___ Input for this task ___

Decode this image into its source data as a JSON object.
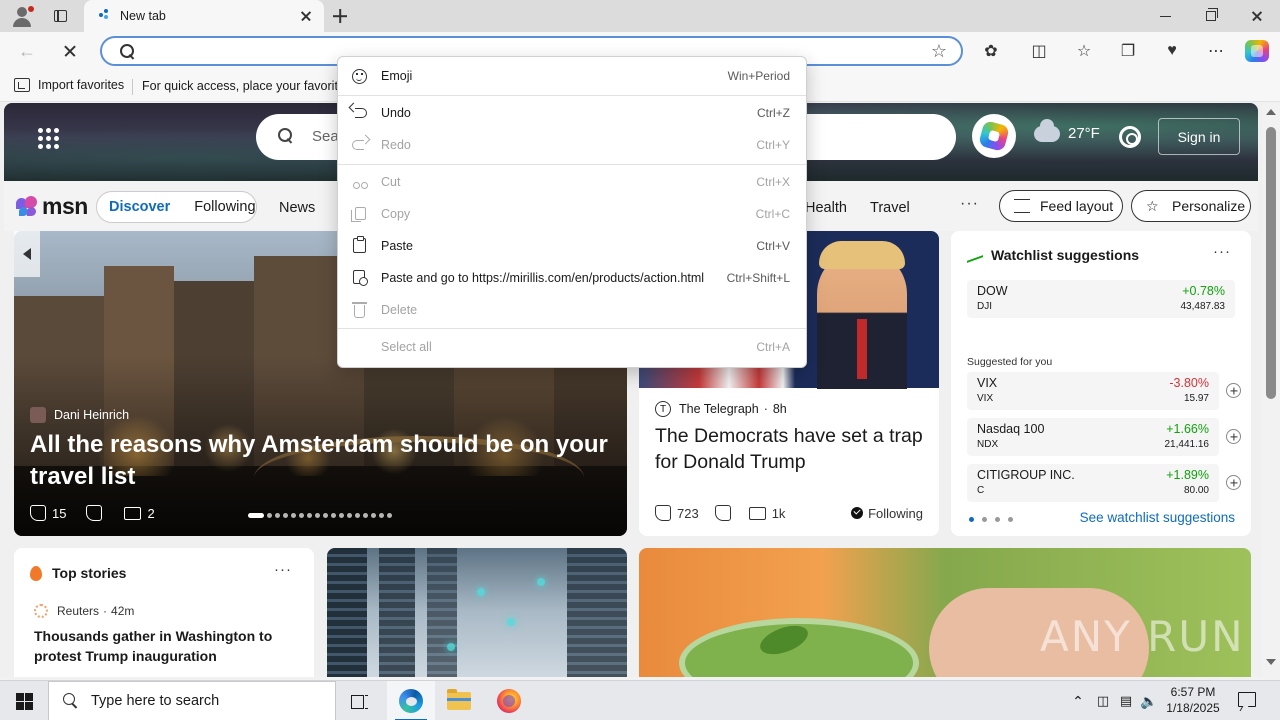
{
  "browser": {
    "tab_title": "New tab",
    "omnibox_value": "",
    "favorites_bar": {
      "import_label": "Import favorites",
      "hint": "For quick access, place your favorites"
    }
  },
  "context_menu": {
    "items": [
      {
        "label": "Emoji",
        "shortcut": "Win+Period",
        "enabled": true
      },
      {
        "label": "Undo",
        "shortcut": "Ctrl+Z",
        "enabled": true
      },
      {
        "label": "Redo",
        "shortcut": "Ctrl+Y",
        "enabled": false
      },
      {
        "label": "Cut",
        "shortcut": "Ctrl+X",
        "enabled": false
      },
      {
        "label": "Copy",
        "shortcut": "Ctrl+C",
        "enabled": false
      },
      {
        "label": "Paste",
        "shortcut": "Ctrl+V",
        "enabled": true
      },
      {
        "label": "Paste and go to https://mirillis.com/en/products/action.html",
        "shortcut": "Ctrl+Shift+L",
        "enabled": true
      },
      {
        "label": "Delete",
        "shortcut": "",
        "enabled": false
      },
      {
        "label": "Select all",
        "shortcut": "Ctrl+A",
        "enabled": false
      }
    ]
  },
  "msn": {
    "search_placeholder": "Sear",
    "weather": {
      "temp": "27°F",
      "icon": "cloud-icon"
    },
    "sign_in": "Sign in",
    "logo_text": "msn",
    "toggle": {
      "active": "Discover",
      "inactive": "Following"
    },
    "nav_links": [
      "News",
      "Health",
      "Travel"
    ],
    "nav_more": "···",
    "feed_layout": "Feed layout",
    "personalize": "Personalize",
    "hero": {
      "source": "Dani Heinrich",
      "title": "All the reasons why Amsterdam should be on your travel list",
      "likes": "15",
      "comments": "2"
    },
    "news": {
      "source": "The Telegraph",
      "time": "8h",
      "title": "The Democrats have set a trap for Donald Trump",
      "likes": "723",
      "comments": "1k",
      "following": "Following"
    },
    "watchlist": {
      "title": "Watchlist suggestions",
      "more": "···",
      "primary": {
        "name": "DOW",
        "ticker": "DJI",
        "change": "+0.78%",
        "value": "43,487.83",
        "color": "#13a10e"
      },
      "suggested_label": "Suggested for you",
      "suggested": [
        {
          "name": "VIX",
          "ticker": "VIX",
          "change": "-3.80%",
          "value": "15.97",
          "color": "#d13438"
        },
        {
          "name": "Nasdaq 100",
          "ticker": "NDX",
          "change": "+1.66%",
          "value": "21,441.16",
          "color": "#13a10e"
        },
        {
          "name": "CITIGROUP INC.",
          "ticker": "C",
          "change": "+1.89%",
          "value": "80.00",
          "color": "#13a10e"
        }
      ],
      "link": "See watchlist suggestions"
    },
    "top_stories": {
      "title": "Top stories",
      "more": "···",
      "source": "Reuters",
      "time": "42m",
      "headline": "Thousands gather in Washington to protest Trump inauguration"
    },
    "watermark": "ANY RUN"
  },
  "taskbar": {
    "search_placeholder": "Type here to search",
    "time": "6:57 PM",
    "date": "1/18/2025"
  },
  "colors": {
    "accent": "#0f6cbd",
    "positive": "#13a10e",
    "negative": "#d13438"
  }
}
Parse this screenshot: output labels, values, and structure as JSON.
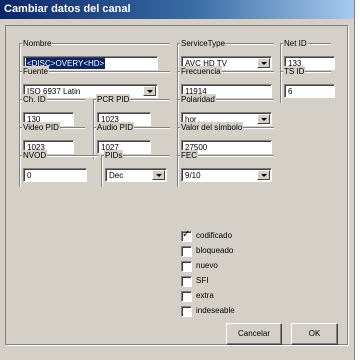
{
  "window": {
    "title": "Cambiar datos del canal"
  },
  "fields": {
    "nombre": {
      "label": "Nombre",
      "value": "<DISC>OVERY<HD>"
    },
    "service_type": {
      "label": "ServiceType",
      "value": "AVC HD TV"
    },
    "net_id": {
      "label": "Net ID",
      "value": "133"
    },
    "fuente": {
      "label": "Fuente",
      "value": "ISO 6937 Latin"
    },
    "frecuencia": {
      "label": "Frecuencia",
      "value": "11914"
    },
    "ts_id": {
      "label": "TS ID",
      "value": "6"
    },
    "ch_id": {
      "label": "Ch. ID",
      "value": "130"
    },
    "pcr_pid": {
      "label": "PCR PID",
      "value": "1023"
    },
    "polaridad": {
      "label": "Polaridad",
      "value": "hor"
    },
    "video_pid": {
      "label": "Video PID",
      "value": "1023"
    },
    "audio_pid": {
      "label": "Audio PID",
      "value": "1027"
    },
    "valor_simbolo": {
      "label": "Valor del símbolo",
      "value": "27500"
    },
    "nvod": {
      "label": "NVOD",
      "value": "0"
    },
    "pids": {
      "label": "PIDs",
      "value": "Dec"
    },
    "fec": {
      "label": "FEC",
      "value": "9/10"
    }
  },
  "checkboxes": [
    {
      "label": "codificado",
      "checked": true,
      "mark": "✓"
    },
    {
      "label": "bloqueado",
      "checked": false,
      "mark": ""
    },
    {
      "label": "nuevo",
      "checked": false,
      "mark": ""
    },
    {
      "label": "SFI",
      "checked": false,
      "mark": ""
    },
    {
      "label": "extra",
      "checked": false,
      "mark": ""
    },
    {
      "label": "indeseable",
      "checked": false,
      "mark": ""
    }
  ],
  "buttons": {
    "cancel": "Cancelar",
    "ok": "OK"
  },
  "colors": {
    "titlebar": "#0a246a",
    "face": "#d4d0c8",
    "selection": "#0a246a"
  }
}
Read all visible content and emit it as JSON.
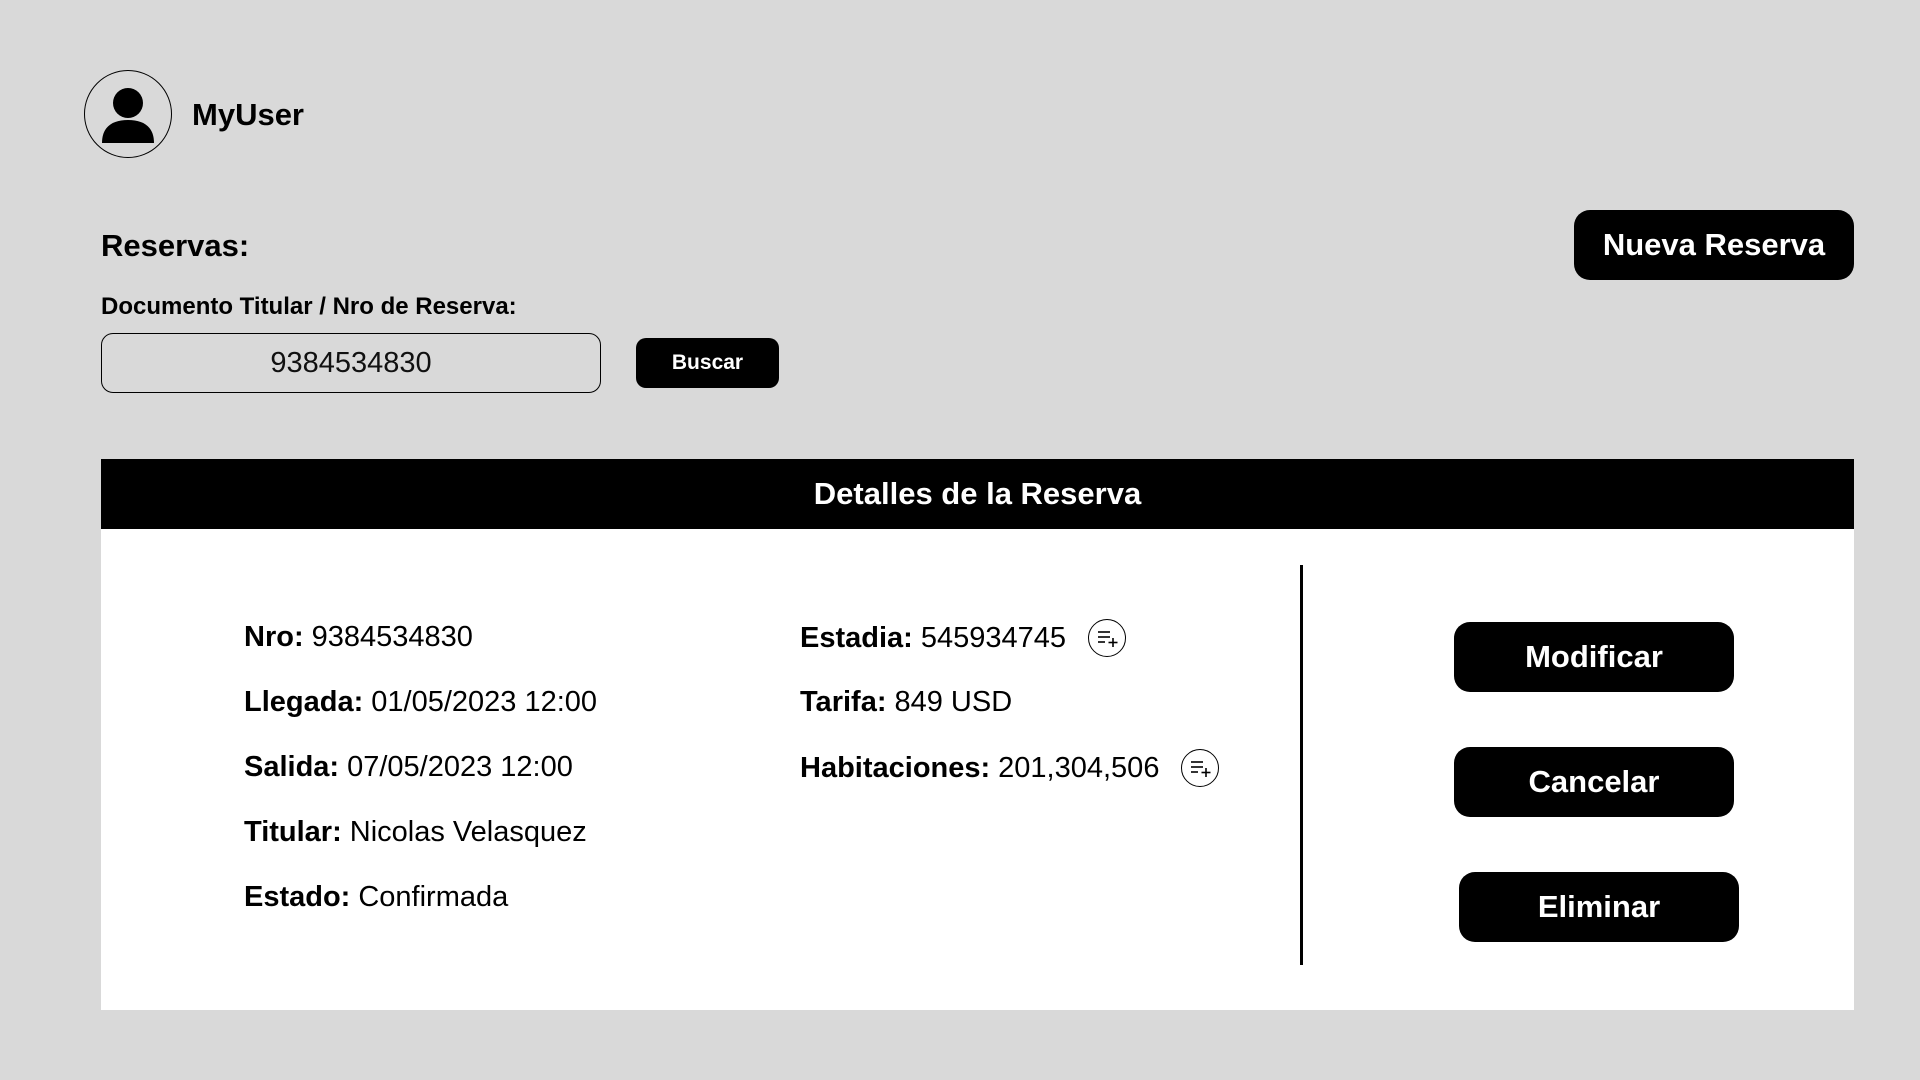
{
  "user": {
    "name": "MyUser"
  },
  "reservas": {
    "title": "Reservas:",
    "new_button": "Nueva Reserva"
  },
  "search": {
    "label": "Documento Titular / Nro de Reserva:",
    "value": "9384534830",
    "button": "Buscar"
  },
  "details": {
    "header": "Detalles de la Reserva",
    "left": [
      {
        "label": "Nro:",
        "value": "9384534830"
      },
      {
        "label": "Llegada:",
        "value": "01/05/2023 12:00"
      },
      {
        "label": "Salida:",
        "value": "07/05/2023 12:00"
      },
      {
        "label": "Titular:",
        "value": "Nicolas Velasquez"
      },
      {
        "label": "Estado:",
        "value": "Confirmada"
      }
    ],
    "right": [
      {
        "label": "Estadia:",
        "value": "545934745",
        "icon": "playlist-add-icon"
      },
      {
        "label": "Tarifa:",
        "value": "849 USD"
      },
      {
        "label": "Habitaciones:",
        "value": "201,304,506",
        "icon": "playlist-add-icon"
      }
    ]
  },
  "actions": {
    "modify": "Modificar",
    "cancel": "Cancelar",
    "delete": "Eliminar"
  },
  "colors": {
    "background": "#d9d9d9",
    "panel": "#ffffff",
    "primary": "#000000",
    "button_text": "#ffffff"
  }
}
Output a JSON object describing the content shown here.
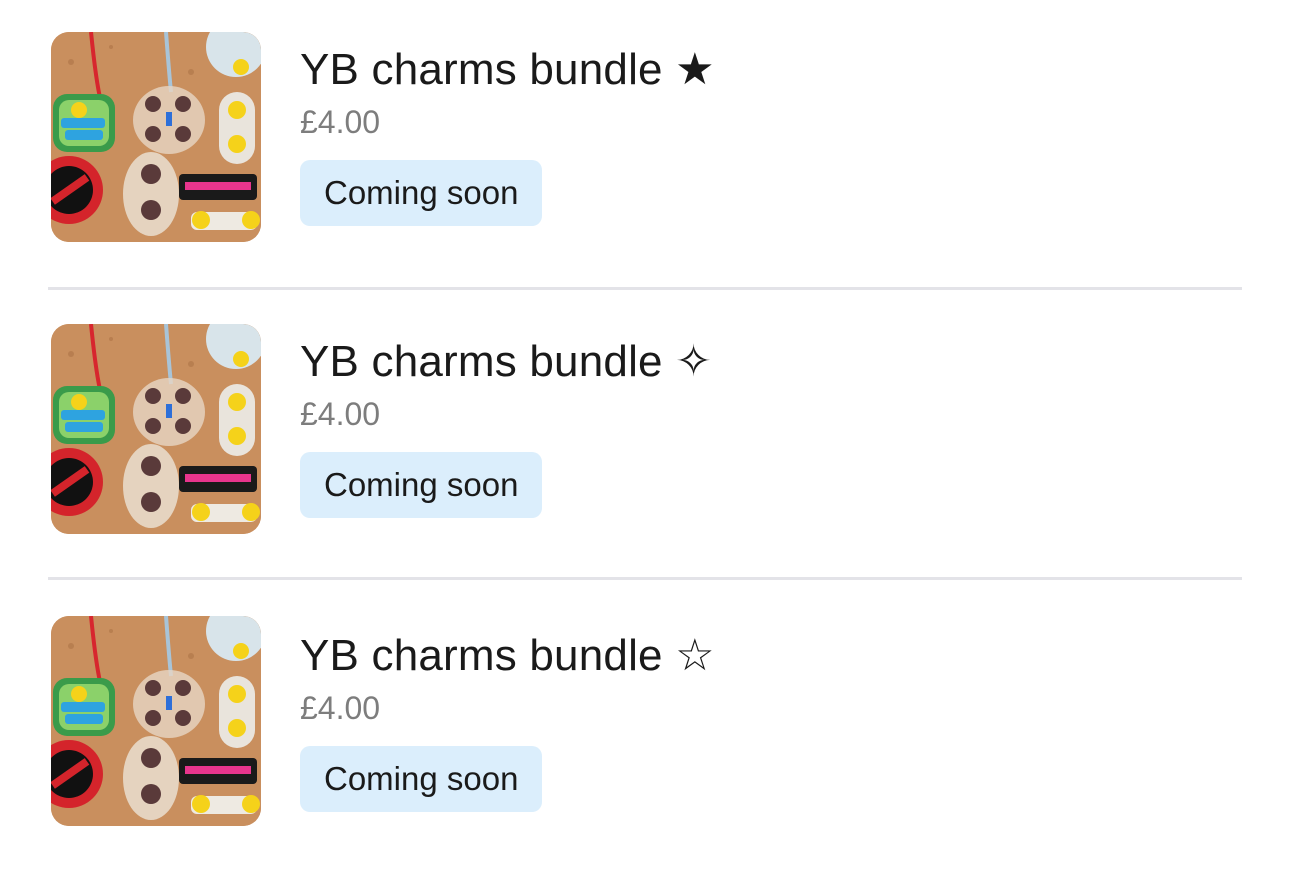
{
  "products": [
    {
      "title": "YB charms bundle ★",
      "price": "£4.00",
      "status": "Coming soon",
      "image_icon": "charms-photo"
    },
    {
      "title": "YB charms bundle ✧",
      "price": "£4.00",
      "status": "Coming soon",
      "image_icon": "charms-photo"
    },
    {
      "title": "YB charms bundle ☆",
      "price": "£4.00",
      "status": "Coming soon",
      "image_icon": "charms-photo"
    }
  ],
  "colors": {
    "badge_bg": "#dbeefc",
    "divider": "#e3e3e8",
    "price": "#7d7d7d",
    "text": "#1a1a1a"
  }
}
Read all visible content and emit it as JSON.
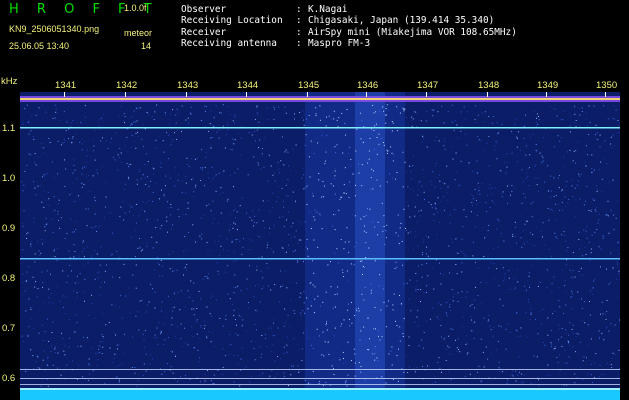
{
  "header": {
    "app_title": "H R O F F T",
    "version": "1.0.0f",
    "filename": "KN9_2506051340.png",
    "mode_label": "meteor",
    "timestamp": "25.06.05 13:40",
    "count": "14",
    "info_rows": [
      {
        "label": "Observer",
        "value": "K.Nagai"
      },
      {
        "label": "Receiving Location",
        "value": "Chigasaki, Japan (139.414 35.340)"
      },
      {
        "label": "Receiver",
        "value": "AirSpy mini (Miakejima VOR 108.65MHz)"
      },
      {
        "label": "Receiving antenna",
        "value": "Maspro FM-3"
      }
    ]
  },
  "axes": {
    "y_unit": "kHz",
    "y_ticks": [
      "1.1",
      "1.0",
      "0.9",
      "0.8",
      "0.7",
      "0.6"
    ],
    "x_ticks": [
      "1341",
      "1342",
      "1343",
      "1344",
      "1345",
      "1346",
      "1347",
      "1348",
      "1349",
      "1350"
    ]
  },
  "colors": {
    "background": "#000000",
    "plot_bg": "#0a1d66",
    "title": "#00e000",
    "label": "#f2f27a",
    "text": "#ffffff",
    "carrier": "#7ff0ff",
    "baseline": "#19c8ff"
  }
}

___

Where a line of the data holds "Following", show that line.

      "inactive": "Following"
      "following": "Following"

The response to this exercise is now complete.